Count the lines below that contain the word "title" and give only that number.

* Given information:
......

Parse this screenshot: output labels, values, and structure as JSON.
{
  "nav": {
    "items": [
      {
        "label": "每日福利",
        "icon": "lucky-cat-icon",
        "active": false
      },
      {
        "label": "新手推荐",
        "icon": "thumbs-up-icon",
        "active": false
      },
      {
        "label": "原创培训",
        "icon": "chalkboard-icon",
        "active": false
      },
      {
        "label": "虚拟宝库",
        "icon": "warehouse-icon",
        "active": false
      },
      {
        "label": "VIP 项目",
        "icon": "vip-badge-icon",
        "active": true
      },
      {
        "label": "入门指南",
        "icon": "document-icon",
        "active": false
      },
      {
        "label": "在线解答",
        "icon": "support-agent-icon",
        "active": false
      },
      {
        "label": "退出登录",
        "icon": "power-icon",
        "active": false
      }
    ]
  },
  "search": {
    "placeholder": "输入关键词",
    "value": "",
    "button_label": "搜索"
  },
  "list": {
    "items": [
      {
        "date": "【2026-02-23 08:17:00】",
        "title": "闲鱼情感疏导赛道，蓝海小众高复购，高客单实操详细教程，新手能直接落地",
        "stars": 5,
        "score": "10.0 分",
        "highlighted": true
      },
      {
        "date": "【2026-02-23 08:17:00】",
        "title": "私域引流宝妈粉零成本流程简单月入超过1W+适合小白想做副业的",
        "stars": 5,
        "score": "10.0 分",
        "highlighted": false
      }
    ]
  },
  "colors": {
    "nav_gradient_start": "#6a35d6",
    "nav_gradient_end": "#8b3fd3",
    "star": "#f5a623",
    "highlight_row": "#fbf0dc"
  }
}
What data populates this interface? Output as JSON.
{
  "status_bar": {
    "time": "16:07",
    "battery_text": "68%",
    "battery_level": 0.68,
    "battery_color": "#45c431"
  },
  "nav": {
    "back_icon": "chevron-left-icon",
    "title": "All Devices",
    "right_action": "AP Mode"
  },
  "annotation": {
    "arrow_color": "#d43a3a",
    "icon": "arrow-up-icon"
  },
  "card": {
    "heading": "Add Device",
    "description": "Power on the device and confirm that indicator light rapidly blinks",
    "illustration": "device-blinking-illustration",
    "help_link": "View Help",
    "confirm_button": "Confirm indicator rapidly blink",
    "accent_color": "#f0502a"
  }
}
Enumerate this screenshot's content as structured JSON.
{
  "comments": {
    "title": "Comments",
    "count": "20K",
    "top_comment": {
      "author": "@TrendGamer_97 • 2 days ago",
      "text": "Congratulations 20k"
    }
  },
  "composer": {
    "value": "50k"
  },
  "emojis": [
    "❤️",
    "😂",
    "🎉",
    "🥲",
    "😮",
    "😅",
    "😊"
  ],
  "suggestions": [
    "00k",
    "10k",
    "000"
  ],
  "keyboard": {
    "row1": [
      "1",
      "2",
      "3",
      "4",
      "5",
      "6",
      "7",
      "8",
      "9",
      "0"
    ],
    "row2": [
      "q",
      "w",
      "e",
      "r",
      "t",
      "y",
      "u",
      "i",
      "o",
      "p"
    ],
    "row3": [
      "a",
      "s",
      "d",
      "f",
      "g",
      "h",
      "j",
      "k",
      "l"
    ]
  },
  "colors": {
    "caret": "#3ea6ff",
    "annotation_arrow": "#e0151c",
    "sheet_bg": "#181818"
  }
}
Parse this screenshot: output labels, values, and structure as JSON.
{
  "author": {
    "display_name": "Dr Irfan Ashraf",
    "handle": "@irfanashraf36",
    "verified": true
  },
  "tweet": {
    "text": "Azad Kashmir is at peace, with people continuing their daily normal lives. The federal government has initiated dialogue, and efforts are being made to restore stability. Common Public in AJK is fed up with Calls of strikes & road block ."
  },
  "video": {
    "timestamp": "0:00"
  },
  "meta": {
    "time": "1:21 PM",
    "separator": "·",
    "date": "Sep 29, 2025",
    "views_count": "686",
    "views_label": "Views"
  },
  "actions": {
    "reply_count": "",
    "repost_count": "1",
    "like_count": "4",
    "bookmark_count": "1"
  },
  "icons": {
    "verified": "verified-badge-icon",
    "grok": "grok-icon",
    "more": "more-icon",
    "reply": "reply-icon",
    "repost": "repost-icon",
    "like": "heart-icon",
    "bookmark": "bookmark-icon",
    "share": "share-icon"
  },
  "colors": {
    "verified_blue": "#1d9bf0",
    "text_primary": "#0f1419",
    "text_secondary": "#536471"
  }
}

......

* Output of the task:
4